Search the material for the string "price", then return every line where it is found.
□ □ □ □ □ □ □
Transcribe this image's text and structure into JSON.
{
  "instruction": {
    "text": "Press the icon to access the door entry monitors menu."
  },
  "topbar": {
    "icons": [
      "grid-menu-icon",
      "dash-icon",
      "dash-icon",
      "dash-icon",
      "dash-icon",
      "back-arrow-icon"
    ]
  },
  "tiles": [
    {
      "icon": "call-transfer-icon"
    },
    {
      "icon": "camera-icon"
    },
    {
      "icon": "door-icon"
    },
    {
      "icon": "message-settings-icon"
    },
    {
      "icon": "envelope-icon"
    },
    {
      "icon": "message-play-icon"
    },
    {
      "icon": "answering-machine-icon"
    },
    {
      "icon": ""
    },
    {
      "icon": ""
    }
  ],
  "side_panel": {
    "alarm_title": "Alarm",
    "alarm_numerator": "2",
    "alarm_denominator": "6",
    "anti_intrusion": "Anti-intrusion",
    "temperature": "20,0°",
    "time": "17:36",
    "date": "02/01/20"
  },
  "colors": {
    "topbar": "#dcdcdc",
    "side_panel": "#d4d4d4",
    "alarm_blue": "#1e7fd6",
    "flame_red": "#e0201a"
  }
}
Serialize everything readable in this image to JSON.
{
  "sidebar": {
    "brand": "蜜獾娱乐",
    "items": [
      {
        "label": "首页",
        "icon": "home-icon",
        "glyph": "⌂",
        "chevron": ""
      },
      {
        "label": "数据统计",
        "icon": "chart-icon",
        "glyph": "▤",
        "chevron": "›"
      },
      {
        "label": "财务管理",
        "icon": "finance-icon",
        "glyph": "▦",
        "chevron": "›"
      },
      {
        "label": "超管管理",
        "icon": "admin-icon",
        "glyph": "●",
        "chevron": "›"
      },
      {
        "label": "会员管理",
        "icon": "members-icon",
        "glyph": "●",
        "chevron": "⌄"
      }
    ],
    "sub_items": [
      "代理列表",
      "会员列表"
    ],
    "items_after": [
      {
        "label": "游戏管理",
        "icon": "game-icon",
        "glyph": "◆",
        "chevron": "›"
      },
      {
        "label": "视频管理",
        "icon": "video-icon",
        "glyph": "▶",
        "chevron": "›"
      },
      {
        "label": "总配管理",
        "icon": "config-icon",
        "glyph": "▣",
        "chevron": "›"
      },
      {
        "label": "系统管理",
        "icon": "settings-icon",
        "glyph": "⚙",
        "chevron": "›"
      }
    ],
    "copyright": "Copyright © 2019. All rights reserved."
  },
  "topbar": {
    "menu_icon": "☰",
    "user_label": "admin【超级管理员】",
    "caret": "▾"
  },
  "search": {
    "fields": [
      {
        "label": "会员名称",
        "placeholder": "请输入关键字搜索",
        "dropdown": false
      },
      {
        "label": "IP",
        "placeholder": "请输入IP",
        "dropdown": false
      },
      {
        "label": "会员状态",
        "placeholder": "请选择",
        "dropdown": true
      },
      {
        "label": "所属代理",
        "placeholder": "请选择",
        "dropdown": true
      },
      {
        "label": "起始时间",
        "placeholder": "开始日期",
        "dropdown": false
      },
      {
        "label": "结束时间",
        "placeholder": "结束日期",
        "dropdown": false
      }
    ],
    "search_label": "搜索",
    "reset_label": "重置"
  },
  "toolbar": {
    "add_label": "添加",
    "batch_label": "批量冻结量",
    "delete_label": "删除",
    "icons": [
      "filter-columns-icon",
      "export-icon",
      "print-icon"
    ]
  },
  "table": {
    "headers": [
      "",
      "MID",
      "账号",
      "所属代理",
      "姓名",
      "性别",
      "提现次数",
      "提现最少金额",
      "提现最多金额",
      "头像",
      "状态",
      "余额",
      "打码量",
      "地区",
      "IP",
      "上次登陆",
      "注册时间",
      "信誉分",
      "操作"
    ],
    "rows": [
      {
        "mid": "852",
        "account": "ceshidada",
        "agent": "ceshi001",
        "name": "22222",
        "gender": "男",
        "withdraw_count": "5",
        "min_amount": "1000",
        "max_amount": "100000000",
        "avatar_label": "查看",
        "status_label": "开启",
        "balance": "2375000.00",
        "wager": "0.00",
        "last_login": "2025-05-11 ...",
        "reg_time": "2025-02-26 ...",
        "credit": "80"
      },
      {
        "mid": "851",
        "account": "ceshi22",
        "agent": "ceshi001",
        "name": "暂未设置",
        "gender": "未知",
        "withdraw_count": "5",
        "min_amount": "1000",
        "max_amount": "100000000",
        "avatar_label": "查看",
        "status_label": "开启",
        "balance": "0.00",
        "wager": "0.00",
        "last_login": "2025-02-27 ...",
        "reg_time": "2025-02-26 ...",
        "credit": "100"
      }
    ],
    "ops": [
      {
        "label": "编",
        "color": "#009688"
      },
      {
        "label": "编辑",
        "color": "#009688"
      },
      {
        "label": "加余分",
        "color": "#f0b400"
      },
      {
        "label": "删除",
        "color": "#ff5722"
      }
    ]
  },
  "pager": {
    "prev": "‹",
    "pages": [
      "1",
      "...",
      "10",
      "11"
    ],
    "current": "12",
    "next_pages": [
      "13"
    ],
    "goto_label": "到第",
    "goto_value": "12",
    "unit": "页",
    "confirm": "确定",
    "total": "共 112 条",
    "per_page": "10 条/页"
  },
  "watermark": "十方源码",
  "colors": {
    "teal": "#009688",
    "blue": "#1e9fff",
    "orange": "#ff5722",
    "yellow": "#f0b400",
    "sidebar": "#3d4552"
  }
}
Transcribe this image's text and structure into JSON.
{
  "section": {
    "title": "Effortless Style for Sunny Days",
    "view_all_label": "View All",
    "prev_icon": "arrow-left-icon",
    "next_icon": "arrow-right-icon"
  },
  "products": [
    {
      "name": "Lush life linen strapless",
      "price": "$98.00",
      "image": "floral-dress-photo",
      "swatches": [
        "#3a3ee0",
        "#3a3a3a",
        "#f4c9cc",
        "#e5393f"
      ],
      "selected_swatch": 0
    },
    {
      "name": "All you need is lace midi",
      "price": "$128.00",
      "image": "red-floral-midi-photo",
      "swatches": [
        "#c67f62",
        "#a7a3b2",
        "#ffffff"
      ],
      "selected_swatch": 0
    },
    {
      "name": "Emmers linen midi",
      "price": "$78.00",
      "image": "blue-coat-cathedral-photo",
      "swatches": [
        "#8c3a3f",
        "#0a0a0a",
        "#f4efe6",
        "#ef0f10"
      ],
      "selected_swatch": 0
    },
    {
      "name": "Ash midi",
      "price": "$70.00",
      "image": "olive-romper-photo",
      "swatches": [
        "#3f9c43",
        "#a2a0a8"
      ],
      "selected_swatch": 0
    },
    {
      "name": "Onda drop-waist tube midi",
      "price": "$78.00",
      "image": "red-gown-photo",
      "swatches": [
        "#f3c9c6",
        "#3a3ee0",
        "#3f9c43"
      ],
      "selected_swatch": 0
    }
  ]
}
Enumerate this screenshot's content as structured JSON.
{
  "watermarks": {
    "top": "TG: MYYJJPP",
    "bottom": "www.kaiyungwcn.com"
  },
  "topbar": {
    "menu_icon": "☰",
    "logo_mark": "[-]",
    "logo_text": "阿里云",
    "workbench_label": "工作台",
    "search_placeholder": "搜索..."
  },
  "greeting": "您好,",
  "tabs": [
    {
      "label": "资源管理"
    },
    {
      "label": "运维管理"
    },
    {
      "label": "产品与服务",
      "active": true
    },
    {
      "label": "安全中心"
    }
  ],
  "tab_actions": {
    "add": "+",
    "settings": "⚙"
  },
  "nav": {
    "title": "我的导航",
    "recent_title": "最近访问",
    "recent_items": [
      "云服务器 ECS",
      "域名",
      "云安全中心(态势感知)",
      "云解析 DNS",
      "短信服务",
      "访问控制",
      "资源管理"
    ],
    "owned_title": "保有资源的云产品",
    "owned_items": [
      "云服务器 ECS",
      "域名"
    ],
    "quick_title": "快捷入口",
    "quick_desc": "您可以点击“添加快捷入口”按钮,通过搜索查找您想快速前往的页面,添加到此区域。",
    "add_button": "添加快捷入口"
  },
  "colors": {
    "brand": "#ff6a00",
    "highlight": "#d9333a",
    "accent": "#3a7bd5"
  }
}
□ □ □ □ □ □ □
◆ RESPONSE BELOW:
      "price": "$98.00",
      "price": "$128.00",
      "price": "$78.00",
      "price": "$70.00",
      "price": "$78.00",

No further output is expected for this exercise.